** Prompt **
In the listing below, identify each line with the word "name" and return those lines.

** Material to process **

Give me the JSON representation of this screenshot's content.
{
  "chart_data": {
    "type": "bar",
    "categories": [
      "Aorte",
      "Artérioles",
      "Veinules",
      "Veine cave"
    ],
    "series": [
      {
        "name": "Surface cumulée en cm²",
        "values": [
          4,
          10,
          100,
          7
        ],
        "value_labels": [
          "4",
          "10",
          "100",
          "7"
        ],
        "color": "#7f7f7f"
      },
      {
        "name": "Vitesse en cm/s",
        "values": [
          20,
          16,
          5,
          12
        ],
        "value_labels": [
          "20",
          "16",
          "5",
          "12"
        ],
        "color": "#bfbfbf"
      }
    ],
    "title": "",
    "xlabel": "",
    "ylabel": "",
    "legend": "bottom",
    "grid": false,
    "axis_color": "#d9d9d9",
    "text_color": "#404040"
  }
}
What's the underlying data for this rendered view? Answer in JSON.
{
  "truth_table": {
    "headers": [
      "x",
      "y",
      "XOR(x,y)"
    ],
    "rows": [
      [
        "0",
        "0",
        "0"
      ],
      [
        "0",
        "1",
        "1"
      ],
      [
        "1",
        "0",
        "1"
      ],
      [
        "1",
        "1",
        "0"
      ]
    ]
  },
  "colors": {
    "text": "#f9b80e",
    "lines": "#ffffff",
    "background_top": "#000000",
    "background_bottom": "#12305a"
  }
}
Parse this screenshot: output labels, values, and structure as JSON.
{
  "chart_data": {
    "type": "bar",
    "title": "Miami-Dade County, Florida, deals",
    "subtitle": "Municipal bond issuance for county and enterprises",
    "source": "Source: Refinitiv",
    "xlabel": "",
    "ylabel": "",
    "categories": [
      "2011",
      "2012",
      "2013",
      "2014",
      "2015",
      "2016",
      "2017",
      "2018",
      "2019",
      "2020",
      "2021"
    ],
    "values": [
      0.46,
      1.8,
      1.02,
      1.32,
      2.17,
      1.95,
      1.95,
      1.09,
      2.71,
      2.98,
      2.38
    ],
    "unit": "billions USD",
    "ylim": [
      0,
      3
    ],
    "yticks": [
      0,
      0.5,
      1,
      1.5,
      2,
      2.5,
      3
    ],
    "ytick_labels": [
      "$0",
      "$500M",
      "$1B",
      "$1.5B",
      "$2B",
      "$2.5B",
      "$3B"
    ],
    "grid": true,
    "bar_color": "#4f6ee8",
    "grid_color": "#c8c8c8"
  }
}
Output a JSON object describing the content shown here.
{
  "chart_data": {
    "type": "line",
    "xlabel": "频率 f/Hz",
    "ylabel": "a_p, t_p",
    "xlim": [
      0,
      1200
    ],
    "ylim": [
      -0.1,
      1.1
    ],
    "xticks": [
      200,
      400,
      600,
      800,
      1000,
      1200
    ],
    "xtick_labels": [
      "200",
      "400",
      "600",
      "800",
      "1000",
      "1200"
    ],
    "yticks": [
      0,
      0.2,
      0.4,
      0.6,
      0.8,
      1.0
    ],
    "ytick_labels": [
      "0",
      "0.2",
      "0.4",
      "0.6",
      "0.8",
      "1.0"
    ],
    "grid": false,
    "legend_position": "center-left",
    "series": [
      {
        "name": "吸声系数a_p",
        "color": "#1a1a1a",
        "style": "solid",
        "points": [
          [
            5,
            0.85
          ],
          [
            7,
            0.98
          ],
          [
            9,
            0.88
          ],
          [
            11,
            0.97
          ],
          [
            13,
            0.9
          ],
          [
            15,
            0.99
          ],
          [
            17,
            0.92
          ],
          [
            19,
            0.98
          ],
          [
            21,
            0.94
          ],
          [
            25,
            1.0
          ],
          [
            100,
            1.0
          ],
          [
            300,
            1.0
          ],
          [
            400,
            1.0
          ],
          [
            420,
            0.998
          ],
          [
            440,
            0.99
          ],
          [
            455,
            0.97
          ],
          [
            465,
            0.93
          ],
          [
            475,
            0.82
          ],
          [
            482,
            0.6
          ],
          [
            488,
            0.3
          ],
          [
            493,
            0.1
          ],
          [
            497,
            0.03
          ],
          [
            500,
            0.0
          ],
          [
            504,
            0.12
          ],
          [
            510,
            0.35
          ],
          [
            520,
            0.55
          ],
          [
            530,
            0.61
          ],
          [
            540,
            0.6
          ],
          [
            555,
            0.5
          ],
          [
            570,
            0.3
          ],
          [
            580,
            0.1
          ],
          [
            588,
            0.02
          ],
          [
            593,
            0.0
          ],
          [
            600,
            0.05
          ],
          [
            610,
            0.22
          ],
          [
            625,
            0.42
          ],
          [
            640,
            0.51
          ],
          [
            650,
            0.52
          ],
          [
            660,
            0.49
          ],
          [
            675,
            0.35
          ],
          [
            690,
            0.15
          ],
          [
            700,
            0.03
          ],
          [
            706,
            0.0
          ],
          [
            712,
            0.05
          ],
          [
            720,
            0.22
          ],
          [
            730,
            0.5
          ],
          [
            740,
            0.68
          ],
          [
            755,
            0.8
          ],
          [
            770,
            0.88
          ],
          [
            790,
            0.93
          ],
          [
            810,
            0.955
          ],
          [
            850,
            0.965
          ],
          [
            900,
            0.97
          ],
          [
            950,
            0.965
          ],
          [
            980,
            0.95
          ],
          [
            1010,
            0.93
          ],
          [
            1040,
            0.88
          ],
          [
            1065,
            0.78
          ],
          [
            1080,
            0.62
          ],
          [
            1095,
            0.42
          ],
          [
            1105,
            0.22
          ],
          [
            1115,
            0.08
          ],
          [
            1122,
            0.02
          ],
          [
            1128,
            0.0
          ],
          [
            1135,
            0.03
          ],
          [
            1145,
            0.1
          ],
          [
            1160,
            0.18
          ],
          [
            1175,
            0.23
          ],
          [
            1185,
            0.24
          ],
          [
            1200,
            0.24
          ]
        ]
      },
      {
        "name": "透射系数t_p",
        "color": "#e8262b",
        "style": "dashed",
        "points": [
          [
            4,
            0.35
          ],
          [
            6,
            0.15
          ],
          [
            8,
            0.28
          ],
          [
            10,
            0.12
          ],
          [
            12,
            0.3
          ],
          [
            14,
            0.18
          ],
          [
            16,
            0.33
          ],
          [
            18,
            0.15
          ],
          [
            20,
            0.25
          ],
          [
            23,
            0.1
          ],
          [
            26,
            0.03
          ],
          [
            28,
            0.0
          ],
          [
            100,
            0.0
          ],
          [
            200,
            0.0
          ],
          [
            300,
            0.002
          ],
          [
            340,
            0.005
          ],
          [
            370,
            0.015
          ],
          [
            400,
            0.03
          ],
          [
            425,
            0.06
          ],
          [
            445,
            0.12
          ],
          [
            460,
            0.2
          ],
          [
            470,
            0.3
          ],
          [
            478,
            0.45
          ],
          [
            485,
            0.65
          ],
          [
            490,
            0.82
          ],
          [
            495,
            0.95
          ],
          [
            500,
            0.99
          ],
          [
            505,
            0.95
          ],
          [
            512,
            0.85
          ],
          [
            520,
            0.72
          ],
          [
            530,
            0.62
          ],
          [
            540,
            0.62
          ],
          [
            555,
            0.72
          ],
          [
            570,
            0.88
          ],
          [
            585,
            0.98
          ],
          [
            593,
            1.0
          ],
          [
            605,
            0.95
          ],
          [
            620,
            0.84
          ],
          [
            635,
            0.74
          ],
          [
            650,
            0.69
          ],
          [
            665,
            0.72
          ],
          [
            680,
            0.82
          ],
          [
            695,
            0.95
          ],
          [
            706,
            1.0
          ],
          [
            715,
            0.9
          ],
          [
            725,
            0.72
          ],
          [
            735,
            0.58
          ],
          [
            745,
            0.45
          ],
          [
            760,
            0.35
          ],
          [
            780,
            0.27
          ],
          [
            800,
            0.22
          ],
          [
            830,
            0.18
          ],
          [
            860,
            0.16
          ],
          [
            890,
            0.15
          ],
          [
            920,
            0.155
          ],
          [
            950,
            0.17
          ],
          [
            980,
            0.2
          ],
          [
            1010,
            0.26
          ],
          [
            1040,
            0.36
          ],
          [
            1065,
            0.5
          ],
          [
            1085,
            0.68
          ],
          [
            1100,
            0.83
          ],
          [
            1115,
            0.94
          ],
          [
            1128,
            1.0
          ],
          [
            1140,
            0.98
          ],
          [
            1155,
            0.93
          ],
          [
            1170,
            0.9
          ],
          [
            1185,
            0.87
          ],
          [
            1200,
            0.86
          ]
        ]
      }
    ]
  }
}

** Result of this task **
        "name": "Surface cumulée en cm²",
        "name": "Vitesse en cm/s",
        "name": "吸声系数a_p",
        "name": "透射系数t_p",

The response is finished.